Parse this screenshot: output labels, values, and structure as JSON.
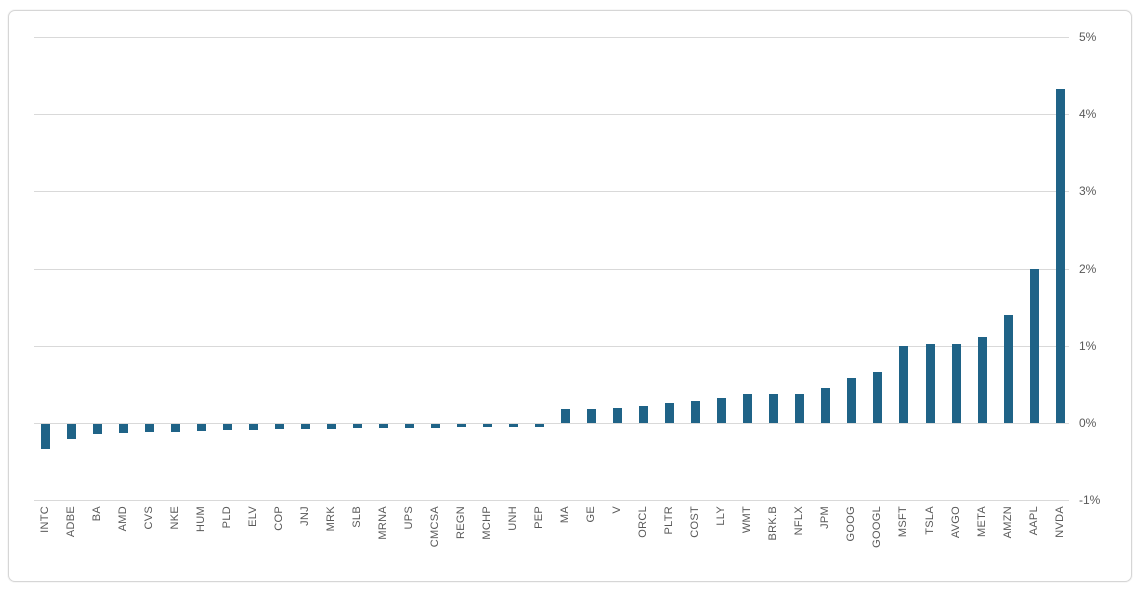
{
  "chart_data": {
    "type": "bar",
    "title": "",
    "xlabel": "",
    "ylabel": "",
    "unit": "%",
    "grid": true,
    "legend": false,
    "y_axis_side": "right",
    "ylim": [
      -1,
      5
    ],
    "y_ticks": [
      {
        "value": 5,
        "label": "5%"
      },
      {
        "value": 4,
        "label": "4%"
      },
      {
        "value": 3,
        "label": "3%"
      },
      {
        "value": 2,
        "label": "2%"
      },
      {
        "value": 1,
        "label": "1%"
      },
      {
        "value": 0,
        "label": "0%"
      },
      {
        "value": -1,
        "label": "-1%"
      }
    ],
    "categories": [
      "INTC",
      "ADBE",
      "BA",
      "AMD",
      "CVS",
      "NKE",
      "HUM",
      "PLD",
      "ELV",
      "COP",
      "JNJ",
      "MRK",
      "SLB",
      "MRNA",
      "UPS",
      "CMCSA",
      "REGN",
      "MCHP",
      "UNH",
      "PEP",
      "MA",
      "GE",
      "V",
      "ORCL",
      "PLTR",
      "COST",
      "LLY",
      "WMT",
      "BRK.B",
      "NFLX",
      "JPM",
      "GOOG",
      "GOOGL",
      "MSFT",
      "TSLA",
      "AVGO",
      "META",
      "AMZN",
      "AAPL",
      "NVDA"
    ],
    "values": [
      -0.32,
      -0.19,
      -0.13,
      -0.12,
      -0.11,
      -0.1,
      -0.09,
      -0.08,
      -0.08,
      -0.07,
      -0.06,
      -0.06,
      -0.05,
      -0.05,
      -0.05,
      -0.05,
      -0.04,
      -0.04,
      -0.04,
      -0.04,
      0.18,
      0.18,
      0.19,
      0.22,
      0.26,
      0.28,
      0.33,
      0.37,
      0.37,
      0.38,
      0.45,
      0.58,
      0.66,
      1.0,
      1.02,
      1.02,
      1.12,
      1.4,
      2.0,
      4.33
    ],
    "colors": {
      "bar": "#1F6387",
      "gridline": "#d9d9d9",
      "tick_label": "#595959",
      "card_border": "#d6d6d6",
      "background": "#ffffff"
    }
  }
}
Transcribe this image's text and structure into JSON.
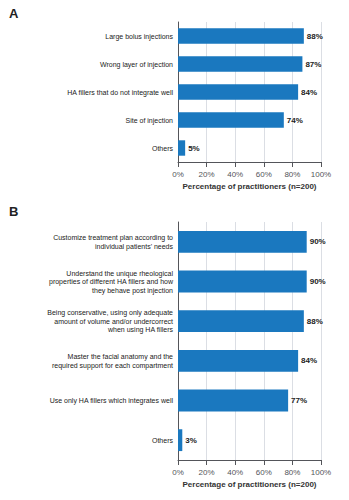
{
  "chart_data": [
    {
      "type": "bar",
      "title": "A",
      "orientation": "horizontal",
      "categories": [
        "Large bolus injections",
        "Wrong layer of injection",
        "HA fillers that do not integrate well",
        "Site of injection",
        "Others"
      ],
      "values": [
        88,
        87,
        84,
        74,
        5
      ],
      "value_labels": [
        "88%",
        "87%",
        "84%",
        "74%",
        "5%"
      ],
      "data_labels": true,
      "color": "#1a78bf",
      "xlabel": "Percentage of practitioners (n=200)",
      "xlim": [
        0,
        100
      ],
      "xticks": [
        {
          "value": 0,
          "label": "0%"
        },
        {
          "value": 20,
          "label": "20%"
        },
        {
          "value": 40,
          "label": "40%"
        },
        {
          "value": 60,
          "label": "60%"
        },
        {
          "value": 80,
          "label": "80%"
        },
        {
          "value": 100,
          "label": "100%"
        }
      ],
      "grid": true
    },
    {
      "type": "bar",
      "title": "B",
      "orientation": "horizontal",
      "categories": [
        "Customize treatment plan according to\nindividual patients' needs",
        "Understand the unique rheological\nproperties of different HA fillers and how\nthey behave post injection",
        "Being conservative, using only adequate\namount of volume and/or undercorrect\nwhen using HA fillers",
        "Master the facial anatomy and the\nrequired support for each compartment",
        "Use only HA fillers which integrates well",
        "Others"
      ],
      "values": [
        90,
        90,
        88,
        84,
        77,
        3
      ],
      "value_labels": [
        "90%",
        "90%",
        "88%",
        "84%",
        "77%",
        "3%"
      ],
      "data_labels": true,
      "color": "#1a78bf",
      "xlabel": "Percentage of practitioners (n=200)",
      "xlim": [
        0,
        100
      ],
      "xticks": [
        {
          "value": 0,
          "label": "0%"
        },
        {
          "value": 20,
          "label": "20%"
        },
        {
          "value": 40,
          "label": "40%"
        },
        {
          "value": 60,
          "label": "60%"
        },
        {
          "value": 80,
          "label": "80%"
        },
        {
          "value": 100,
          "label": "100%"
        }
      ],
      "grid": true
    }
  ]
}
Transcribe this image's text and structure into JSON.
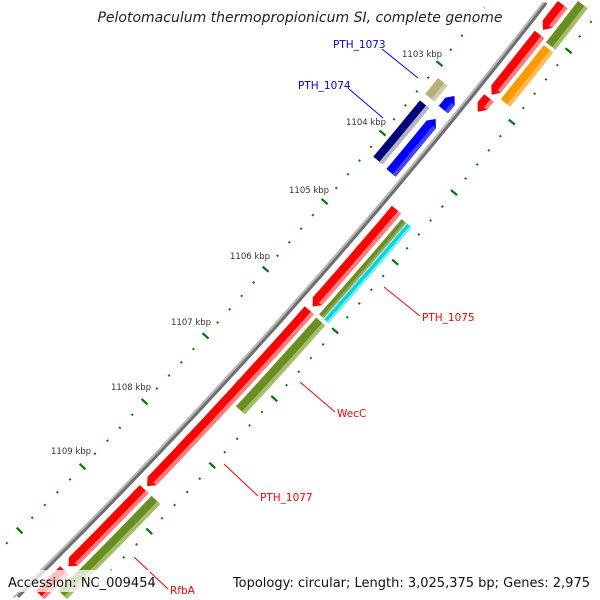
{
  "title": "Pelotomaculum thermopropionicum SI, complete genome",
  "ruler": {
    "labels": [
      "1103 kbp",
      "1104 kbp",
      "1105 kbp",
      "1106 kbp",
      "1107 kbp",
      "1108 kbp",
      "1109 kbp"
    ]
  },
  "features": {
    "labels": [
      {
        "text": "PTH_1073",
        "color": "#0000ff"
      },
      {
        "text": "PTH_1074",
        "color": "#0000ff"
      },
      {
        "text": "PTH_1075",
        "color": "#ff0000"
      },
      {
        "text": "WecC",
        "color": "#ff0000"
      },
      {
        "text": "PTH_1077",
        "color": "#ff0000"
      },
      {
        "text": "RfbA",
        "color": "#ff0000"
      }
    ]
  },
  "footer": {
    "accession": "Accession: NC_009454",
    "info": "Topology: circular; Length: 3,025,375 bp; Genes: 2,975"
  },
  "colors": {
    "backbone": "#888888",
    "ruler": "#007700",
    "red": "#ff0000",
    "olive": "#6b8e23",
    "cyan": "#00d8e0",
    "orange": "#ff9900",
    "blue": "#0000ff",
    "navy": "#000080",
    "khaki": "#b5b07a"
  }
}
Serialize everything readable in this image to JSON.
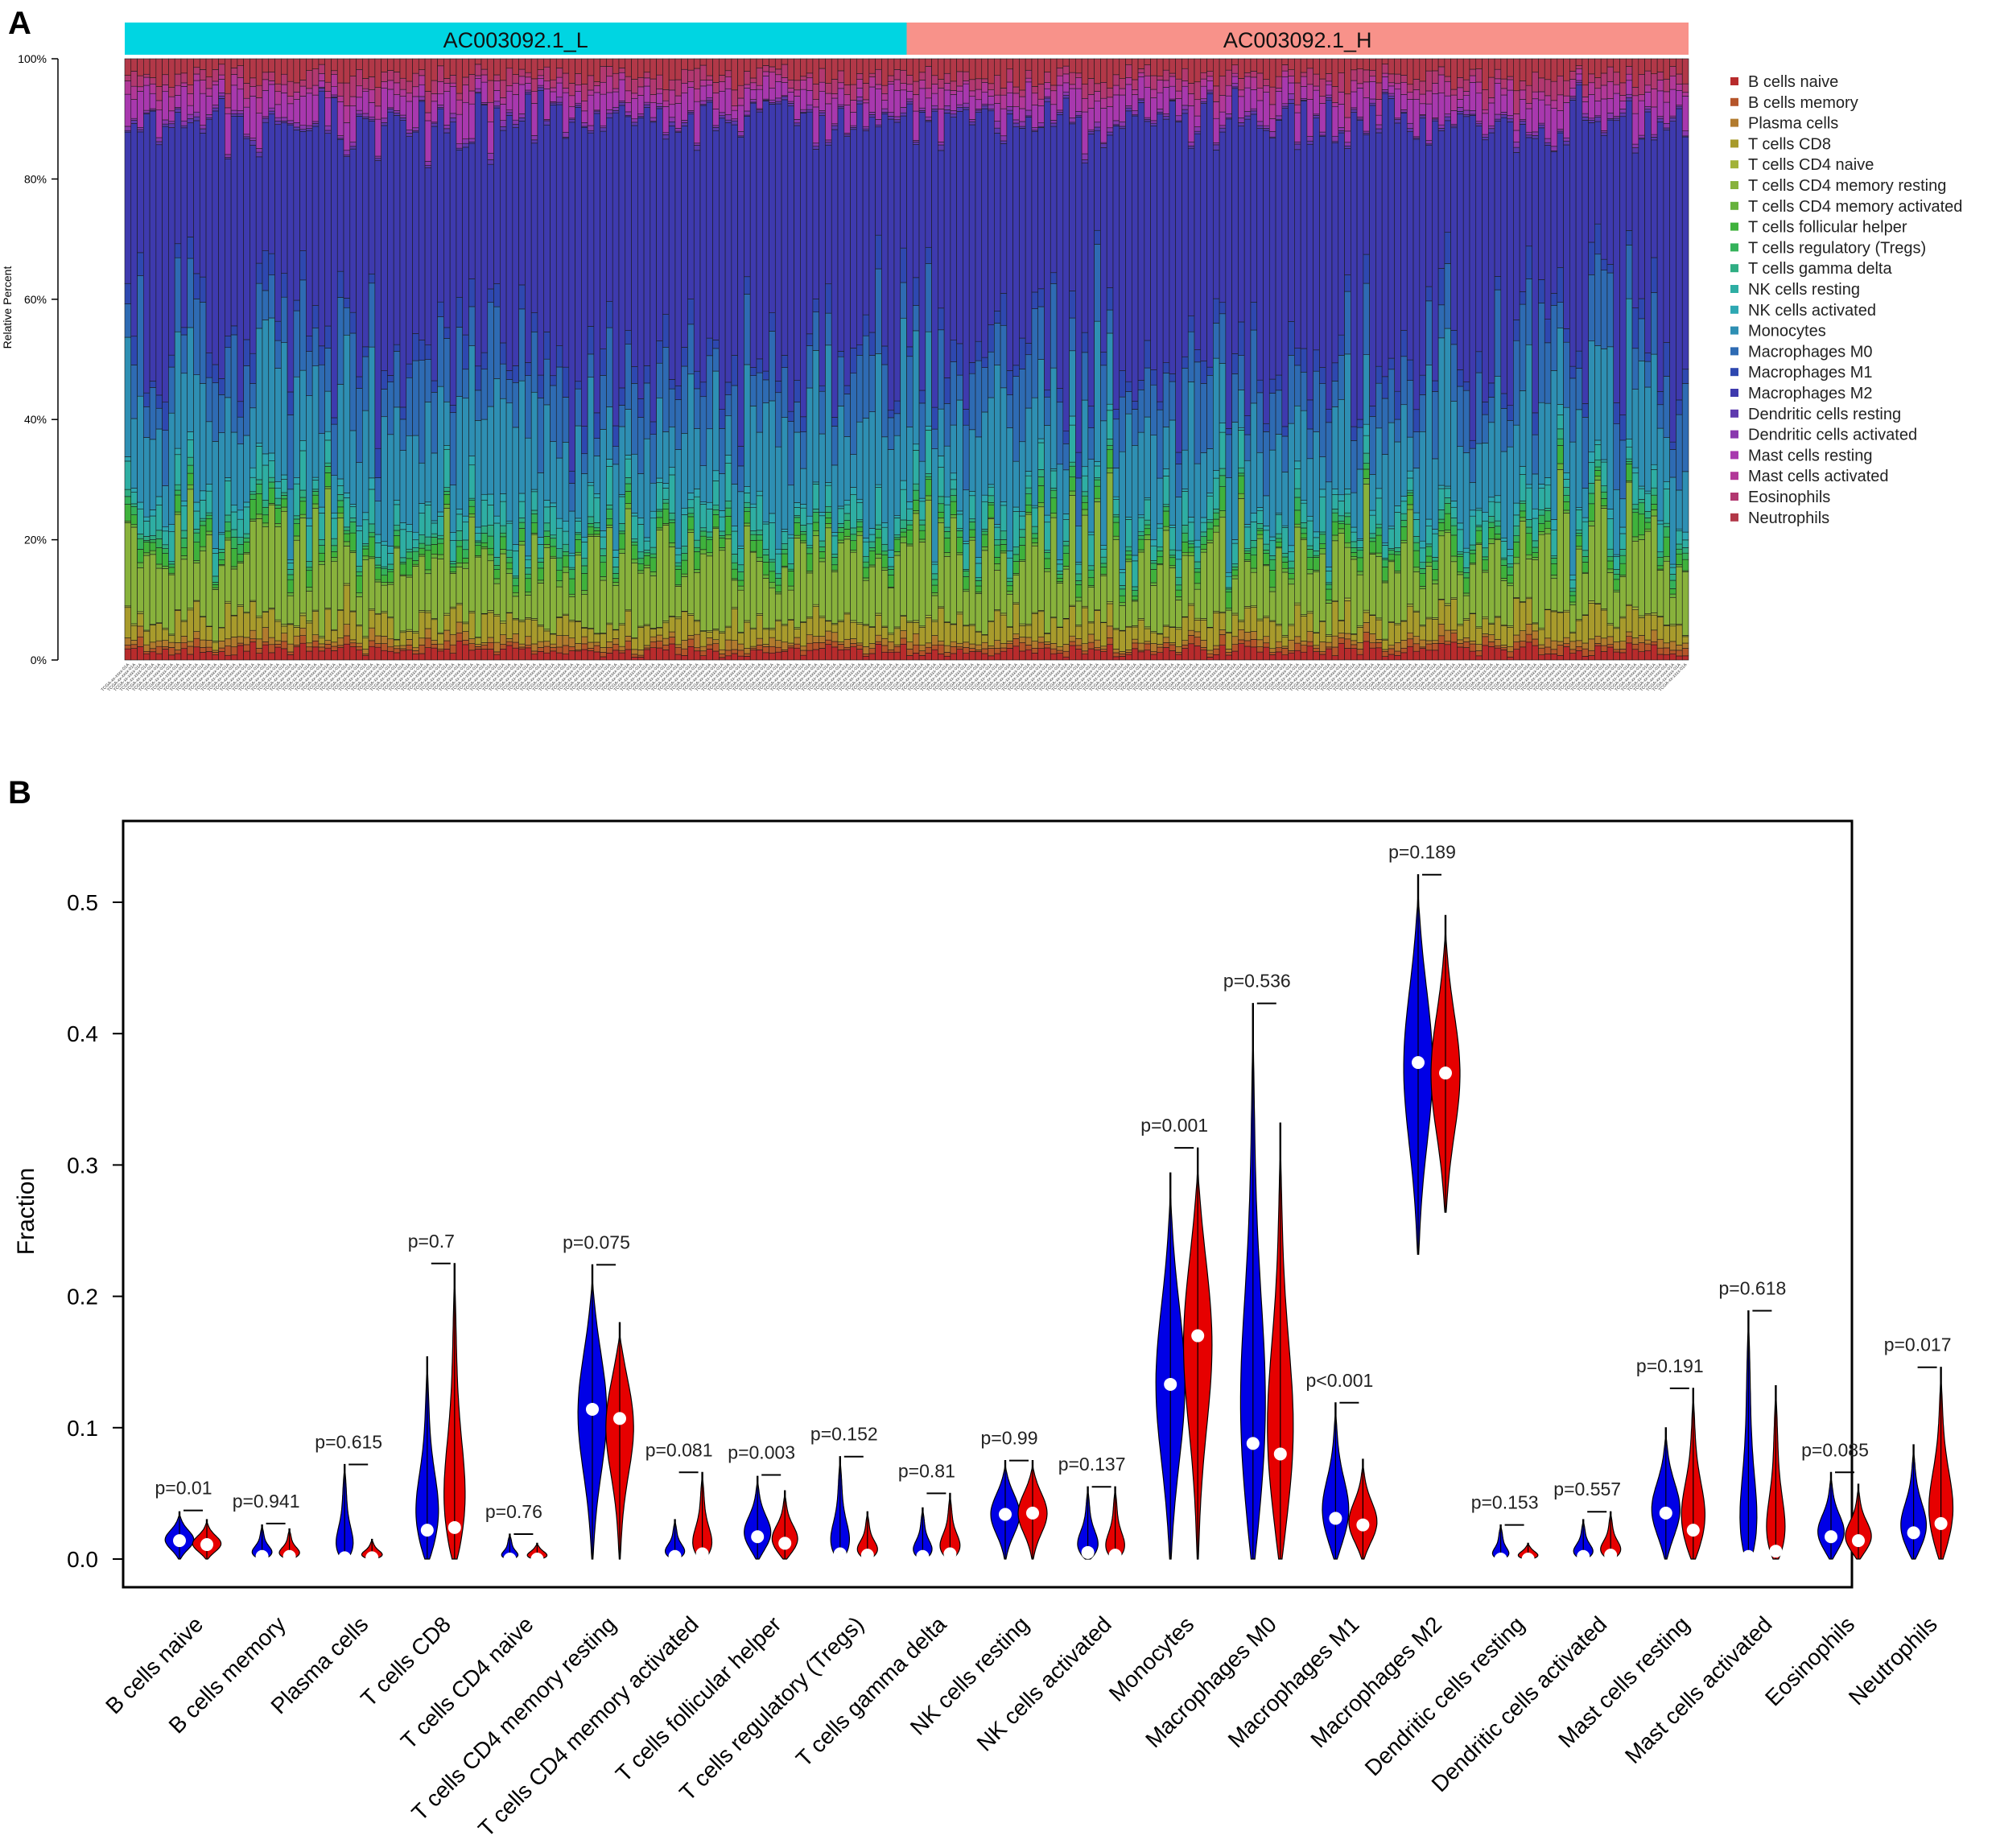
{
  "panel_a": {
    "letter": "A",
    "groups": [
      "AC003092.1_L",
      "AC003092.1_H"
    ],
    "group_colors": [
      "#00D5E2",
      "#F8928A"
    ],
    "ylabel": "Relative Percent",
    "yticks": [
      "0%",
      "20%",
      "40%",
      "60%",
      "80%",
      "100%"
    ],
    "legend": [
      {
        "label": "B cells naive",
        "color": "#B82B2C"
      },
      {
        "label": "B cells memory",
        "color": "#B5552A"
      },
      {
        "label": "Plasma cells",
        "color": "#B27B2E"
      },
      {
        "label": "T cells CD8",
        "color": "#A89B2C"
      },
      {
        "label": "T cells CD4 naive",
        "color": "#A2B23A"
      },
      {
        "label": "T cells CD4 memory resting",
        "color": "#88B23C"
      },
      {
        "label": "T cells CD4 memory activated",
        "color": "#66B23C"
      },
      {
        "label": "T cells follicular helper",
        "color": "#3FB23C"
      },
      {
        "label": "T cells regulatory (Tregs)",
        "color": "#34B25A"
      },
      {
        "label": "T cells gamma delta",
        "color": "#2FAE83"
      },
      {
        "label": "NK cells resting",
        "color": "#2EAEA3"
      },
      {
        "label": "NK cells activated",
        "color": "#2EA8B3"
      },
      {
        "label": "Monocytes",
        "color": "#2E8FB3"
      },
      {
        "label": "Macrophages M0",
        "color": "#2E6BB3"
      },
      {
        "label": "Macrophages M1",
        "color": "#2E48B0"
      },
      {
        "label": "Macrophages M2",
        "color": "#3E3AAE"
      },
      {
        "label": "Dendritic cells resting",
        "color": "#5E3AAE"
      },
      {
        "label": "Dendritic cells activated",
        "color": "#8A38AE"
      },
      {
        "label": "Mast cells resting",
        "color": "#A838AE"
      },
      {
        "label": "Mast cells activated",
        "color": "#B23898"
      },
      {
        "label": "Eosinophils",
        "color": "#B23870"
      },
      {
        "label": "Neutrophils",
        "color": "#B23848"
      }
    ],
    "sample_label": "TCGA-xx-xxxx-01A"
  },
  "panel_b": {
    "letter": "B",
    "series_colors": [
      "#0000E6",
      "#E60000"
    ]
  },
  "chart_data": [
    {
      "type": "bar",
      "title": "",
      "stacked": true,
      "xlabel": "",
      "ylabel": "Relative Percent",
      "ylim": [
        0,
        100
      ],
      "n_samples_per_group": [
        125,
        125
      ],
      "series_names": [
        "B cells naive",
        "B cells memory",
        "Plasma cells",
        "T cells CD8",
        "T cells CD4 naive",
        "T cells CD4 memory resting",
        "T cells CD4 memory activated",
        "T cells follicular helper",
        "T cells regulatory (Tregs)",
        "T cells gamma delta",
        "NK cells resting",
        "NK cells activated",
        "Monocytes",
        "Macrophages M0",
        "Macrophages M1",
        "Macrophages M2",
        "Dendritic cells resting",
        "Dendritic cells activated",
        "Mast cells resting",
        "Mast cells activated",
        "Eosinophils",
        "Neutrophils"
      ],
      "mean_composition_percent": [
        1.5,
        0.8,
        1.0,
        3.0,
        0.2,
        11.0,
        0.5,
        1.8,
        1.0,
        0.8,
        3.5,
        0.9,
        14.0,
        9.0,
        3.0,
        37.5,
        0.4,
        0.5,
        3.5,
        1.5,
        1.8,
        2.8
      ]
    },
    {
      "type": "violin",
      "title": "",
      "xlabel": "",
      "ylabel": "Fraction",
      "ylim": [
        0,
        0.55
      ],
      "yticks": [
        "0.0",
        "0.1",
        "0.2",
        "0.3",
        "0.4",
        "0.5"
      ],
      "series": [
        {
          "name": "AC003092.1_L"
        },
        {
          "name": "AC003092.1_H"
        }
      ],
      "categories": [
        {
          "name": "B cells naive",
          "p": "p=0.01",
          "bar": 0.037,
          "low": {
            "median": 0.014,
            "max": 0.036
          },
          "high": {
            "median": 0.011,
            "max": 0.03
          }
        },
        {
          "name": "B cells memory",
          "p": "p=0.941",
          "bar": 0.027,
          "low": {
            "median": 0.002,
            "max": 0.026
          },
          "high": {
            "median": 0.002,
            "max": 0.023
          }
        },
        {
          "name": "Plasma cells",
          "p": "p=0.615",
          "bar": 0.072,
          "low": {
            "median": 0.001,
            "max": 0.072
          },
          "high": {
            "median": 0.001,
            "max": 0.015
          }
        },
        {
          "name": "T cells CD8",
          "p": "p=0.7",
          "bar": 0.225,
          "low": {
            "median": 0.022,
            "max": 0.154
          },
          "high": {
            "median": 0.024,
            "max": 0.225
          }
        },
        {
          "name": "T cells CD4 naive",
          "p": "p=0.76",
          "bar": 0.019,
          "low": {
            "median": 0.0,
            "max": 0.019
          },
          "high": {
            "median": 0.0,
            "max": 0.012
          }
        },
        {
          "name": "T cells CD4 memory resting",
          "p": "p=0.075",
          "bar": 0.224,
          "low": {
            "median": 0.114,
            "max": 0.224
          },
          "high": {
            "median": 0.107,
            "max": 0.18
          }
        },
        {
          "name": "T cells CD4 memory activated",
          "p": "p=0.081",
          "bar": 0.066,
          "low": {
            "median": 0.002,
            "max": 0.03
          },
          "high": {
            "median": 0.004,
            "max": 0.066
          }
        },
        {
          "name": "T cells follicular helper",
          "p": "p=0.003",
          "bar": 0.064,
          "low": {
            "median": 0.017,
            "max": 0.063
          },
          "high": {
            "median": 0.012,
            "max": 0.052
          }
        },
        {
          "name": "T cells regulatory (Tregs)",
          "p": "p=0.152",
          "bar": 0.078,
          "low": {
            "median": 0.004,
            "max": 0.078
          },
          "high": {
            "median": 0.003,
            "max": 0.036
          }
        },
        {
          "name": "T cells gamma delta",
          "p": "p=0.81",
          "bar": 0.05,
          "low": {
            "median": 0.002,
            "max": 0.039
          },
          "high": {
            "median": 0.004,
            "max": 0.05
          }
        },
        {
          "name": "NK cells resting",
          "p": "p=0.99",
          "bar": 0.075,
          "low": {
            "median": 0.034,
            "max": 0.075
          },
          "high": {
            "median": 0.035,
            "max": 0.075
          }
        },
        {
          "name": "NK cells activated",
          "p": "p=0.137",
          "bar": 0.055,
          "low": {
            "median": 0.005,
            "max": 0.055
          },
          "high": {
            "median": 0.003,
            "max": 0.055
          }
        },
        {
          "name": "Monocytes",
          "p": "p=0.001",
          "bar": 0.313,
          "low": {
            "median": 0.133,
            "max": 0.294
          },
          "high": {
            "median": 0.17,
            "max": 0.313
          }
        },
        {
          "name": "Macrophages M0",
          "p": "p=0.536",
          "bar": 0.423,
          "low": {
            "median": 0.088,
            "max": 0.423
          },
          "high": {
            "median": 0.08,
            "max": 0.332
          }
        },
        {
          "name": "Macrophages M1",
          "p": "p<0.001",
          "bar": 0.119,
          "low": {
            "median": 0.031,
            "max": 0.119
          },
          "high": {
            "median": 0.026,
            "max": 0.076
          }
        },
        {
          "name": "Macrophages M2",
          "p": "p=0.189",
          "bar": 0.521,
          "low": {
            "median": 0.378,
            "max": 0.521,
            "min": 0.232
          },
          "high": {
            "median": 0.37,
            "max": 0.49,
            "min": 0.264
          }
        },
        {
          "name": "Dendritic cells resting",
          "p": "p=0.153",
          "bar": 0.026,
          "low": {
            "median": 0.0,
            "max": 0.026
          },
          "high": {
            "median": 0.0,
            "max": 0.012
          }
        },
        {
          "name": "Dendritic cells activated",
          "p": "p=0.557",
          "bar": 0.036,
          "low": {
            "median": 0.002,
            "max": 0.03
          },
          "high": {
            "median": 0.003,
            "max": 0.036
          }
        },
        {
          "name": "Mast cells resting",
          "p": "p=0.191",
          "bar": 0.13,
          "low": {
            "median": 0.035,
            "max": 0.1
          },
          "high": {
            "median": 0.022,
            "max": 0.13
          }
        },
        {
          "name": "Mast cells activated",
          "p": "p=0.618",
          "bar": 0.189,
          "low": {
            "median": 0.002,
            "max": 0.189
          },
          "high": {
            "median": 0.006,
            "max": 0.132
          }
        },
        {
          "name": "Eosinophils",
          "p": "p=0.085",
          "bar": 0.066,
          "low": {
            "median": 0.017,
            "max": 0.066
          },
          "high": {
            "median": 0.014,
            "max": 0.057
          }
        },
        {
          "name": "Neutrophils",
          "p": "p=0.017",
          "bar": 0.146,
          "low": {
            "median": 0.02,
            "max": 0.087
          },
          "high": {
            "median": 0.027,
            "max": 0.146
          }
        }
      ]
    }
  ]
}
- - - - -
__The problem__.
Above are the records. Identify each line that contains the word "activated".

__Response__.
        "label": "T cells CD4 memory activated",
        "label": "NK cells activated",
        "label": "Dendritic cells activated",
        "label": "Mast cells activated",
        "T cells CD4 memory activated",
        "NK cells activated",
        "Dendritic cells activated",
        "Mast cells activated",
          "name": "T cells CD4 memory activated",
          "name": "NK cells activated",
          "name": "Dendritic cells activated",
          "name": "Mast cells activated",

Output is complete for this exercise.